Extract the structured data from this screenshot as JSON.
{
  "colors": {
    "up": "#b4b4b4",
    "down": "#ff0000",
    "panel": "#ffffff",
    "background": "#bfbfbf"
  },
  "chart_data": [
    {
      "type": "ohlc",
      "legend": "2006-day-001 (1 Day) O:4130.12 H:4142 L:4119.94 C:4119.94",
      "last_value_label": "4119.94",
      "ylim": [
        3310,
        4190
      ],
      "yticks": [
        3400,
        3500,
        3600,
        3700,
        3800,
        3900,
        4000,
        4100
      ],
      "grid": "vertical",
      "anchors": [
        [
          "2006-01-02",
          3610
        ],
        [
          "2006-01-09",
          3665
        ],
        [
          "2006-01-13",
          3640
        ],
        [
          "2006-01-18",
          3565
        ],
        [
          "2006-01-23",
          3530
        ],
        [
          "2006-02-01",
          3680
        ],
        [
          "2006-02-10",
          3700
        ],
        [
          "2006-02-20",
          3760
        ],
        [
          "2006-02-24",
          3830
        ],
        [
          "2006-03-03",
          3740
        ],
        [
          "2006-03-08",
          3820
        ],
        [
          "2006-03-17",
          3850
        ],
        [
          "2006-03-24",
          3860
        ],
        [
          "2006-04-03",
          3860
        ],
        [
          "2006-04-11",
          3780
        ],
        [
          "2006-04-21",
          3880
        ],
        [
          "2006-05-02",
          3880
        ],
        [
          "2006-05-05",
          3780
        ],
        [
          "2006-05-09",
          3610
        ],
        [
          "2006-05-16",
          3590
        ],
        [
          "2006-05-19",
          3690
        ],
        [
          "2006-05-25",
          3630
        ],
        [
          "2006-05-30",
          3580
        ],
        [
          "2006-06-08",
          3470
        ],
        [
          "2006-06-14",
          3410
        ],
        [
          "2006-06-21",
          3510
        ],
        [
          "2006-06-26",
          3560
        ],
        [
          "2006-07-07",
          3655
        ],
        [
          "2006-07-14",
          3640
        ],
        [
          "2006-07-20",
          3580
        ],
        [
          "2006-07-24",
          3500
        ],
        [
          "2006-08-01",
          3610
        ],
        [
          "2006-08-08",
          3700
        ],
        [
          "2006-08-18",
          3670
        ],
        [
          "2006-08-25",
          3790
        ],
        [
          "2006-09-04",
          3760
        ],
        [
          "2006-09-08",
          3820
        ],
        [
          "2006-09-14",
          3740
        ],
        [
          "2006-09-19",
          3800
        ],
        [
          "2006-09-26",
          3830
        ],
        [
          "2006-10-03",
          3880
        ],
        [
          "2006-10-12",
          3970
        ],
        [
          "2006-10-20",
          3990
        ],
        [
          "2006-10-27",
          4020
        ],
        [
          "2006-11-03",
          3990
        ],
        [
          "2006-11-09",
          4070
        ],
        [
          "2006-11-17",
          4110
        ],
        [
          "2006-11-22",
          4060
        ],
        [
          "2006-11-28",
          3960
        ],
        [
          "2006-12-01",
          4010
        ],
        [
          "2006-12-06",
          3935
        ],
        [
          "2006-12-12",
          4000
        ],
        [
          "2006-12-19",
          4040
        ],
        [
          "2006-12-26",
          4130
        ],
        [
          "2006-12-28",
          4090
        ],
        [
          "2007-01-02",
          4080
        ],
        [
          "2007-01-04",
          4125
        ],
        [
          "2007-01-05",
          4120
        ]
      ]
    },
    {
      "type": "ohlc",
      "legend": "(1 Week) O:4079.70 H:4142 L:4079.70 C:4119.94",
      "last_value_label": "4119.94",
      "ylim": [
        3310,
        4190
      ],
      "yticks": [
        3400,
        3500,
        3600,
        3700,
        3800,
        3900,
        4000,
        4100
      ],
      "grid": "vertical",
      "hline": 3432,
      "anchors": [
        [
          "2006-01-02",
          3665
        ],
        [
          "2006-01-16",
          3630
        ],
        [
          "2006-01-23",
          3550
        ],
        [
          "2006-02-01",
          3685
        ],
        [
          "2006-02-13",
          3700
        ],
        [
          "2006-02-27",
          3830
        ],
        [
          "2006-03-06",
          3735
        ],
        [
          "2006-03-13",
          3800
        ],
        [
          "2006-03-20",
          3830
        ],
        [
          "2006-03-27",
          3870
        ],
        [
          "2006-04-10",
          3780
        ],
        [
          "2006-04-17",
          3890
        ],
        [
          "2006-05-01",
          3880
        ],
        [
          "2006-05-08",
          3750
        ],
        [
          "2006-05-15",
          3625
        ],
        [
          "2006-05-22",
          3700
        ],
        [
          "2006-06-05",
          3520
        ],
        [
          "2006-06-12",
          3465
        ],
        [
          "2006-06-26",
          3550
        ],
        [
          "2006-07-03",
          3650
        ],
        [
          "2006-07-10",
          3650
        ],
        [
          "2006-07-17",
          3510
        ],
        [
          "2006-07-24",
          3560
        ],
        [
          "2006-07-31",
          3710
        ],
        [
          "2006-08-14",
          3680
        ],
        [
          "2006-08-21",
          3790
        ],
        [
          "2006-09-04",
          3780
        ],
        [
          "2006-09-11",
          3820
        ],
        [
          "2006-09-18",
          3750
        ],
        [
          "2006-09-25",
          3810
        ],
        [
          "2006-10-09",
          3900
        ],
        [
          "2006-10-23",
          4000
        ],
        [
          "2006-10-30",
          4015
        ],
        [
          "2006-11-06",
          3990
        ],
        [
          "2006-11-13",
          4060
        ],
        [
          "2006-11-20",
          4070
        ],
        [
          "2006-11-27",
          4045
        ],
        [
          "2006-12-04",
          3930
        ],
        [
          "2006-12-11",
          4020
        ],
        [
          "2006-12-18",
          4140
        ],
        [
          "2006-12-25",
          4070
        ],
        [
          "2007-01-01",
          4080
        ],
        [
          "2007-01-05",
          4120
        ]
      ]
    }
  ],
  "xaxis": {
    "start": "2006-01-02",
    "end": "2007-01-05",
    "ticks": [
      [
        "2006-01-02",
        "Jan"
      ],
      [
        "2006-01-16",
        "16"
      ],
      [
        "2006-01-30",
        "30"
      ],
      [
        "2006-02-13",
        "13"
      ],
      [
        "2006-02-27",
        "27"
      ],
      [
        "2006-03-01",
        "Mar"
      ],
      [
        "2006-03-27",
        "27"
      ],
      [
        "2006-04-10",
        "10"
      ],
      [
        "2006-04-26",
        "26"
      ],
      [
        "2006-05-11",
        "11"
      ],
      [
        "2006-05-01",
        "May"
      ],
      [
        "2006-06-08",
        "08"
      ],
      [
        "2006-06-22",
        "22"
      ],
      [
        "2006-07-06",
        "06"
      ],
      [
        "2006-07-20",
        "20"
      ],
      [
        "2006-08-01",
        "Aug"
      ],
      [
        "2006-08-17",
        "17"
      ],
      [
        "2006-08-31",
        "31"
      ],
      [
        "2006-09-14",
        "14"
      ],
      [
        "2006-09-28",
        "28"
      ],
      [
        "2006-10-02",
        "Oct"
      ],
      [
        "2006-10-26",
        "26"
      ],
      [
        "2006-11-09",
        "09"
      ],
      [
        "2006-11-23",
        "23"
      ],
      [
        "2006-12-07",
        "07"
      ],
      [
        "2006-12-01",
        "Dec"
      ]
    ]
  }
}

□ □ □ □

WHAT YOU NEED TO DO -
Give a word-for-word copy of the records.

SOLUTION -
Extract the structured data from this screenshot as JSON.
{
  "colors": {
    "up": "#b4b4b4",
    "down": "#ff0000",
    "panel": "#ffffff",
    "background": "#bfbfbf"
  },
  "chart_data": [
    {
      "type": "ohlc",
      "legend": "2006-day-001 (1 Day) O:4130.12 H:4142 L:4119.94 C:4119.94",
      "last_value_label": "4119.94",
      "ylim": [
        3310,
        4190
      ],
      "yticks": [
        3400,
        3500,
        3600,
        3700,
        3800,
        3900,
        4000,
        4100
      ],
      "grid": "vertical",
      "anchors": [
        [
          "2006-01-02",
          3610
        ],
        [
          "2006-01-09",
          3665
        ],
        [
          "2006-01-13",
          3640
        ],
        [
          "2006-01-18",
          3565
        ],
        [
          "2006-01-23",
          3530
        ],
        [
          "2006-02-01",
          3680
        ],
        [
          "2006-02-10",
          3700
        ],
        [
          "2006-02-20",
          3760
        ],
        [
          "2006-02-24",
          3830
        ],
        [
          "2006-03-03",
          3740
        ],
        [
          "2006-03-08",
          3820
        ],
        [
          "2006-03-17",
          3850
        ],
        [
          "2006-03-24",
          3860
        ],
        [
          "2006-04-03",
          3860
        ],
        [
          "2006-04-11",
          3780
        ],
        [
          "2006-04-21",
          3880
        ],
        [
          "2006-05-02",
          3880
        ],
        [
          "2006-05-05",
          3780
        ],
        [
          "2006-05-09",
          3610
        ],
        [
          "2006-05-16",
          3590
        ],
        [
          "2006-05-19",
          3690
        ],
        [
          "2006-05-25",
          3630
        ],
        [
          "2006-05-30",
          3580
        ],
        [
          "2006-06-08",
          3470
        ],
        [
          "2006-06-14",
          3410
        ],
        [
          "2006-06-21",
          3510
        ],
        [
          "2006-06-26",
          3560
        ],
        [
          "2006-07-07",
          3655
        ],
        [
          "2006-07-14",
          3640
        ],
        [
          "2006-07-20",
          3580
        ],
        [
          "2006-07-24",
          3500
        ],
        [
          "2006-08-01",
          3610
        ],
        [
          "2006-08-08",
          3700
        ],
        [
          "2006-08-18",
          3670
        ],
        [
          "2006-08-25",
          3790
        ],
        [
          "2006-09-04",
          3760
        ],
        [
          "2006-09-08",
          3820
        ],
        [
          "2006-09-14",
          3740
        ],
        [
          "2006-09-19",
          3800
        ],
        [
          "2006-09-26",
          3830
        ],
        [
          "2006-10-03",
          3880
        ],
        [
          "2006-10-12",
          3970
        ],
        [
          "2006-10-20",
          3990
        ],
        [
          "2006-10-27",
          4020
        ],
        [
          "2006-11-03",
          3990
        ],
        [
          "2006-11-09",
          4070
        ],
        [
          "2006-11-17",
          4110
        ],
        [
          "2006-11-22",
          4060
        ],
        [
          "2006-11-28",
          3960
        ],
        [
          "2006-12-01",
          4010
        ],
        [
          "2006-12-06",
          3935
        ],
        [
          "2006-12-12",
          4000
        ],
        [
          "2006-12-19",
          4040
        ],
        [
          "2006-12-26",
          4130
        ],
        [
          "2006-12-28",
          4090
        ],
        [
          "2007-01-02",
          4080
        ],
        [
          "2007-01-04",
          4125
        ],
        [
          "2007-01-05",
          4120
        ]
      ]
    },
    {
      "type": "ohlc",
      "legend": "(1 Week) O:4079.70 H:4142 L:4079.70 C:4119.94",
      "last_value_label": "4119.94",
      "ylim": [
        3310,
        4190
      ],
      "yticks": [
        3400,
        3500,
        3600,
        3700,
        3800,
        3900,
        4000,
        4100
      ],
      "grid": "vertical",
      "hline": 3432,
      "anchors": [
        [
          "2006-01-02",
          3665
        ],
        [
          "2006-01-16",
          3630
        ],
        [
          "2006-01-23",
          3550
        ],
        [
          "2006-02-01",
          3685
        ],
        [
          "2006-02-13",
          3700
        ],
        [
          "2006-02-27",
          3830
        ],
        [
          "2006-03-06",
          3735
        ],
        [
          "2006-03-13",
          3800
        ],
        [
          "2006-03-20",
          3830
        ],
        [
          "2006-03-27",
          3870
        ],
        [
          "2006-04-10",
          3780
        ],
        [
          "2006-04-17",
          3890
        ],
        [
          "2006-05-01",
          3880
        ],
        [
          "2006-05-08",
          3750
        ],
        [
          "2006-05-15",
          3625
        ],
        [
          "2006-05-22",
          3700
        ],
        [
          "2006-06-05",
          3520
        ],
        [
          "2006-06-12",
          3465
        ],
        [
          "2006-06-26",
          3550
        ],
        [
          "2006-07-03",
          3650
        ],
        [
          "2006-07-10",
          3650
        ],
        [
          "2006-07-17",
          3510
        ],
        [
          "2006-07-24",
          3560
        ],
        [
          "2006-07-31",
          3710
        ],
        [
          "2006-08-14",
          3680
        ],
        [
          "2006-08-21",
          3790
        ],
        [
          "2006-09-04",
          3780
        ],
        [
          "2006-09-11",
          3820
        ],
        [
          "2006-09-18",
          3750
        ],
        [
          "2006-09-25",
          3810
        ],
        [
          "2006-10-09",
          3900
        ],
        [
          "2006-10-23",
          4000
        ],
        [
          "2006-10-30",
          4015
        ],
        [
          "2006-11-06",
          3990
        ],
        [
          "2006-11-13",
          4060
        ],
        [
          "2006-11-20",
          4070
        ],
        [
          "2006-11-27",
          4045
        ],
        [
          "2006-12-04",
          3930
        ],
        [
          "2006-12-11",
          4020
        ],
        [
          "2006-12-18",
          4140
        ],
        [
          "2006-12-25",
          4070
        ],
        [
          "2007-01-01",
          4080
        ],
        [
          "2007-01-05",
          4120
        ]
      ]
    }
  ],
  "xaxis": {
    "start": "2006-01-02",
    "end": "2007-01-05",
    "ticks": [
      [
        "2006-01-02",
        "Jan"
      ],
      [
        "2006-01-16",
        "16"
      ],
      [
        "2006-01-30",
        "30"
      ],
      [
        "2006-02-13",
        "13"
      ],
      [
        "2006-02-27",
        "27"
      ],
      [
        "2006-03-01",
        "Mar"
      ],
      [
        "2006-03-27",
        "27"
      ],
      [
        "2006-04-10",
        "10"
      ],
      [
        "2006-04-26",
        "26"
      ],
      [
        "2006-05-11",
        "11"
      ],
      [
        "2006-05-01",
        "May"
      ],
      [
        "2006-06-08",
        "08"
      ],
      [
        "2006-06-22",
        "22"
      ],
      [
        "2006-07-06",
        "06"
      ],
      [
        "2006-07-20",
        "20"
      ],
      [
        "2006-08-01",
        "Aug"
      ],
      [
        "2006-08-17",
        "17"
      ],
      [
        "2006-08-31",
        "31"
      ],
      [
        "2006-09-14",
        "14"
      ],
      [
        "2006-09-28",
        "28"
      ],
      [
        "2006-10-02",
        "Oct"
      ],
      [
        "2006-10-26",
        "26"
      ],
      [
        "2006-11-09",
        "09"
      ],
      [
        "2006-11-23",
        "23"
      ],
      [
        "2006-12-07",
        "07"
      ],
      [
        "2006-12-01",
        "Dec"
      ]
    ]
  }
}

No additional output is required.